> _Set task_: Find the lines that hold "variables". Report only how many there are.

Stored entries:

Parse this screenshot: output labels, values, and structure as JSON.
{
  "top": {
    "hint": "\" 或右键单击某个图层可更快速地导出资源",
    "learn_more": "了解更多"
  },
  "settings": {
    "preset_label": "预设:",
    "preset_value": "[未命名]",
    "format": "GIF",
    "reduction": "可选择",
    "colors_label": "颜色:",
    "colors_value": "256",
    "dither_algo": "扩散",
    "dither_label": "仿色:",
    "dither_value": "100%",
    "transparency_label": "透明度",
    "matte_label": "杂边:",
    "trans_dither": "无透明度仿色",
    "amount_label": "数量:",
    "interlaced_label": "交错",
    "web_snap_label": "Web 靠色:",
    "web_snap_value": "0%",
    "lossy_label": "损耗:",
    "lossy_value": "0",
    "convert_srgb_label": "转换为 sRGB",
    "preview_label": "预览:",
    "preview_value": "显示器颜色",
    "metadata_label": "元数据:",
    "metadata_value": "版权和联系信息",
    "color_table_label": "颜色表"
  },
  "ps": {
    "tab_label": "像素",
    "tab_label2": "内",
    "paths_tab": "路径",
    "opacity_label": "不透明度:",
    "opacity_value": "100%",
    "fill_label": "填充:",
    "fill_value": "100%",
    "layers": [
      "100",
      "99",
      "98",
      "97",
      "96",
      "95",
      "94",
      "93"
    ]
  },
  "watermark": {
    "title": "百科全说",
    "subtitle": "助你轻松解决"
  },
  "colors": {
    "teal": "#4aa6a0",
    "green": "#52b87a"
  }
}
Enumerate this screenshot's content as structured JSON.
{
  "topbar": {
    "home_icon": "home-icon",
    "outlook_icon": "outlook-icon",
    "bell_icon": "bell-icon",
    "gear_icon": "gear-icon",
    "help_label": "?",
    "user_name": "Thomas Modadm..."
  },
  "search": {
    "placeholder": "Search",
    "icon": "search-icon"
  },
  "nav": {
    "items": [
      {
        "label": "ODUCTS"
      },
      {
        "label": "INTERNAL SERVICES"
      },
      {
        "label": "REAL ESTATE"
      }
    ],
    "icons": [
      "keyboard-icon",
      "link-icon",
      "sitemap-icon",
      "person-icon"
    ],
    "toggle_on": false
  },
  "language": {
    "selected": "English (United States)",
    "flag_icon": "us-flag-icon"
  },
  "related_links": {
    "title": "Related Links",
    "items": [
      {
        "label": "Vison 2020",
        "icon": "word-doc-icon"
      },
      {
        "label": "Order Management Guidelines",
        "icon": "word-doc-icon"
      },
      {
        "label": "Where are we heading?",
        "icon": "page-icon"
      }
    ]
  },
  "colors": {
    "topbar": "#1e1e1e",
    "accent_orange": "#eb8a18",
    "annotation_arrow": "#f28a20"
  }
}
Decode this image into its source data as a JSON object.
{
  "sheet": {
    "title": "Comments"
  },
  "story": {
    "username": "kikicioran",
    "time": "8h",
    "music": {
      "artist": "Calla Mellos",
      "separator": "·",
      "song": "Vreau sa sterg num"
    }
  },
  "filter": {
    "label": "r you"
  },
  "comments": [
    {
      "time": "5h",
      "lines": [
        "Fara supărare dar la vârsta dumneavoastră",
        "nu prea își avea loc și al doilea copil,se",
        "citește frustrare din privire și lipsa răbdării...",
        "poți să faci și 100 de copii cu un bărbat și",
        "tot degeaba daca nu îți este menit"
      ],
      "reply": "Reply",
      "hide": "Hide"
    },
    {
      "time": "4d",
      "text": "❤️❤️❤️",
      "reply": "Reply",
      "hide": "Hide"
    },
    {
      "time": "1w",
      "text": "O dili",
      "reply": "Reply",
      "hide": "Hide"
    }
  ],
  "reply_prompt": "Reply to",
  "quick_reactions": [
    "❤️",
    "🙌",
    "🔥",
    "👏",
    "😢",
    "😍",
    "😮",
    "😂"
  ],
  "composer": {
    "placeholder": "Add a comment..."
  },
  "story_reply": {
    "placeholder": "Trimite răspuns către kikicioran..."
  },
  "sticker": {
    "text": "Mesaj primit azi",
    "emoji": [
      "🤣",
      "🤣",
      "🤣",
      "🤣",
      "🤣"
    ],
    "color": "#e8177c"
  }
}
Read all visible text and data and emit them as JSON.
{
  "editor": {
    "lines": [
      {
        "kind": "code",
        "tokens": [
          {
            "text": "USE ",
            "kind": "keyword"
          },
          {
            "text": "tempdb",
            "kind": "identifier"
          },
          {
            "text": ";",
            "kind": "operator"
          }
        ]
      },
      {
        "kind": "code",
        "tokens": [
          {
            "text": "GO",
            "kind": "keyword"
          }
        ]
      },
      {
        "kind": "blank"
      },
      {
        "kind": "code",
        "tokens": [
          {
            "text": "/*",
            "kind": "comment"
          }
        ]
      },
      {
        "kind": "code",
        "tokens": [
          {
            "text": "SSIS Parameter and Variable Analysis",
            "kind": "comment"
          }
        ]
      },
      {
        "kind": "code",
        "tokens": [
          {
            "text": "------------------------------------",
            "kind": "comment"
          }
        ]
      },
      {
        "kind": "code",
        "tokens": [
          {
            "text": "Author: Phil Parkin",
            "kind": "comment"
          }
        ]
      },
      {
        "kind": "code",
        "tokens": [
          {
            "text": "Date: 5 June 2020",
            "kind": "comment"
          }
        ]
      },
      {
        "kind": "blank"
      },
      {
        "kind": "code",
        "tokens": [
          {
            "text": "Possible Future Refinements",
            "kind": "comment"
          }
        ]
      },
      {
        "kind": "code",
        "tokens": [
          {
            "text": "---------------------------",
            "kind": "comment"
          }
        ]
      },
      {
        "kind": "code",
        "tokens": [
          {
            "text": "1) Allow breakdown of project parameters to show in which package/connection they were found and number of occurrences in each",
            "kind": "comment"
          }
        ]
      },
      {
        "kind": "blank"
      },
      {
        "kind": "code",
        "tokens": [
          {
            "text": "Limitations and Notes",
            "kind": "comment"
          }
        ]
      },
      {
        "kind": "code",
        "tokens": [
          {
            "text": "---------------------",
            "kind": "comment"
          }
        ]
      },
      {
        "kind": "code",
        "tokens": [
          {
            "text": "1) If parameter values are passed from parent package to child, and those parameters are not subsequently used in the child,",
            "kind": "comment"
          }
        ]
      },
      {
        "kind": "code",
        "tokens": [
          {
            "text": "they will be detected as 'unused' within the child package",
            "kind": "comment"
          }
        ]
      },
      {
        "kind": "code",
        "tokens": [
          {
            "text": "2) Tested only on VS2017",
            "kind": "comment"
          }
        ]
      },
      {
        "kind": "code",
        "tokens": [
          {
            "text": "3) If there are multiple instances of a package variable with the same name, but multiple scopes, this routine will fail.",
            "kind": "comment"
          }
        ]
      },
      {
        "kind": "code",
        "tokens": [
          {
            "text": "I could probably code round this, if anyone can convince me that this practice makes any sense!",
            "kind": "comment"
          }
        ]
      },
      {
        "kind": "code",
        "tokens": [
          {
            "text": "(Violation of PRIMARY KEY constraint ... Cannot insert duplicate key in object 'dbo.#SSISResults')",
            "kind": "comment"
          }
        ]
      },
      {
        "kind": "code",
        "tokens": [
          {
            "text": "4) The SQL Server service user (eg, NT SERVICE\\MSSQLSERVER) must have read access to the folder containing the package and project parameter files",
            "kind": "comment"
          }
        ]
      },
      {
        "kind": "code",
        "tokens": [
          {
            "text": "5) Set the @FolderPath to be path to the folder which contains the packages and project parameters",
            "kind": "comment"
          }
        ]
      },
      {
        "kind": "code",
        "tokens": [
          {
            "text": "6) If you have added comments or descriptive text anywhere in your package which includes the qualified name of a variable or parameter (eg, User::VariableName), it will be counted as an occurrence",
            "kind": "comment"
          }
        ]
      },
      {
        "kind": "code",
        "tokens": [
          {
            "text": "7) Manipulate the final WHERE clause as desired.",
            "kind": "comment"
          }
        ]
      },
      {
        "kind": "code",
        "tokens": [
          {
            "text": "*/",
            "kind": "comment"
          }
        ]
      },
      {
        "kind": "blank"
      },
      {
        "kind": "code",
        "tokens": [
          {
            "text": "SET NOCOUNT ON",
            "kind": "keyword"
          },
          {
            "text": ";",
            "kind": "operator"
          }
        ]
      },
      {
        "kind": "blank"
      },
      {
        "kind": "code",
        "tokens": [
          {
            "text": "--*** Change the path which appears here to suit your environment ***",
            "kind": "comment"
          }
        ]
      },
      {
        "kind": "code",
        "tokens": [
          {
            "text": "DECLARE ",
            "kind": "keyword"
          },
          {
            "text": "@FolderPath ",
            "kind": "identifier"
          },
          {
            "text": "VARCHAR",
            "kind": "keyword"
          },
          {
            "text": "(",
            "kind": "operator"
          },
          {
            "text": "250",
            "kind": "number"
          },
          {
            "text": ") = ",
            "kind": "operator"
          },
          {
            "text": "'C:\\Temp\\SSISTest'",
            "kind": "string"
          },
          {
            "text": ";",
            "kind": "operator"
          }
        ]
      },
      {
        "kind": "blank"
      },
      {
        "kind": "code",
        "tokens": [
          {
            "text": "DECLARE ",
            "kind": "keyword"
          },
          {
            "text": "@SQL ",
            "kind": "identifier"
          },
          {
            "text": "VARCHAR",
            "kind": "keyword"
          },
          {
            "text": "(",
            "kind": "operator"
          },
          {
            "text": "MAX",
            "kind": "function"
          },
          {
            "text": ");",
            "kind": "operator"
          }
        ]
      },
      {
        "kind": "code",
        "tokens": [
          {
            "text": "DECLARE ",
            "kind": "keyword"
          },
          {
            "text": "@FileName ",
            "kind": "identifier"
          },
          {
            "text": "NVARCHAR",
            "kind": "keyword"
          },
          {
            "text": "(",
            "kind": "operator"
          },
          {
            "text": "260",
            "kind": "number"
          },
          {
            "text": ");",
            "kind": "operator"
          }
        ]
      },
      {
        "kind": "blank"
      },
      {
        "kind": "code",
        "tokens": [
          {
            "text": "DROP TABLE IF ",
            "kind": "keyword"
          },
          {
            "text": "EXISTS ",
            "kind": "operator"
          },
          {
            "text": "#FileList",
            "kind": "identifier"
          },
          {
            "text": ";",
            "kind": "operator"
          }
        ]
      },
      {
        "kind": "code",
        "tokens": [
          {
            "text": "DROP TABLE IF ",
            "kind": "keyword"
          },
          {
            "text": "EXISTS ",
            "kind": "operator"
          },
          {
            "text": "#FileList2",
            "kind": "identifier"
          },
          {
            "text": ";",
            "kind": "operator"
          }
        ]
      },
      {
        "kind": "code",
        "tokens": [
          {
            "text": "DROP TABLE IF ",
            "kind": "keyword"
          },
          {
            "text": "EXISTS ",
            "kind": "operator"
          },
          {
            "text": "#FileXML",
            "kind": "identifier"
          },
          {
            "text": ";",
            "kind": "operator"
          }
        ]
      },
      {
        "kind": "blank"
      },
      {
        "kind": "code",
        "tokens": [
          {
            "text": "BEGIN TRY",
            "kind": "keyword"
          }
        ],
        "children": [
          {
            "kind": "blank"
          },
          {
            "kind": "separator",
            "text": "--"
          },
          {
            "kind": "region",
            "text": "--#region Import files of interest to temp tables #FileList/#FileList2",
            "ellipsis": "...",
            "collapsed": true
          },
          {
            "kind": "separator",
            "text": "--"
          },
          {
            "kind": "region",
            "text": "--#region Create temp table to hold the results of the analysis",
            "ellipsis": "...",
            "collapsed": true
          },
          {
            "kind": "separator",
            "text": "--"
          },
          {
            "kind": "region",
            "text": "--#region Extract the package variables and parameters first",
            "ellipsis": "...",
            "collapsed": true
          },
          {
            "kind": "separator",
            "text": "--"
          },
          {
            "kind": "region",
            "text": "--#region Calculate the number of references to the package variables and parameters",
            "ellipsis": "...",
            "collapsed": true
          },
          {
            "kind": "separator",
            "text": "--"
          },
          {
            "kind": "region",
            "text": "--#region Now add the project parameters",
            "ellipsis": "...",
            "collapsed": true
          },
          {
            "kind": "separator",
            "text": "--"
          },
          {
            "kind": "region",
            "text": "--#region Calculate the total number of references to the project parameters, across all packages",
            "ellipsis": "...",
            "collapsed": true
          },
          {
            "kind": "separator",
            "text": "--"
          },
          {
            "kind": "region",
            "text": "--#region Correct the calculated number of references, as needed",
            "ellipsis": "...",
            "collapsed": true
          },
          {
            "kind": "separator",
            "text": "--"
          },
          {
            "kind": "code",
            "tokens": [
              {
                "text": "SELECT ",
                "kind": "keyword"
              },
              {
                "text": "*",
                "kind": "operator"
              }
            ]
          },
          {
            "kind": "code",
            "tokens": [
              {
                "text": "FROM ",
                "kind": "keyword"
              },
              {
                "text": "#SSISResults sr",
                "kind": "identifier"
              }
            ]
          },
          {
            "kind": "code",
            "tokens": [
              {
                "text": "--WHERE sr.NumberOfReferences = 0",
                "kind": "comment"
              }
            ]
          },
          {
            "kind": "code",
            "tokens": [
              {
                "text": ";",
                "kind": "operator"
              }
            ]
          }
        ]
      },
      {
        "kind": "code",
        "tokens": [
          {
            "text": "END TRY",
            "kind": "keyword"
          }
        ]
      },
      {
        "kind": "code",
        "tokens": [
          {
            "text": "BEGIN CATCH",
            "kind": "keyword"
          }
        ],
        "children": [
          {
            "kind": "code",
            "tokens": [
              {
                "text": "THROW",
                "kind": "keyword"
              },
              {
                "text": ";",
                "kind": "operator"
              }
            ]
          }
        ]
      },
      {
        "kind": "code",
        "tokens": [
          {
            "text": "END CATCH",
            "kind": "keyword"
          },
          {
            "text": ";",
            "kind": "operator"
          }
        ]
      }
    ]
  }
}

> _The solution_: 2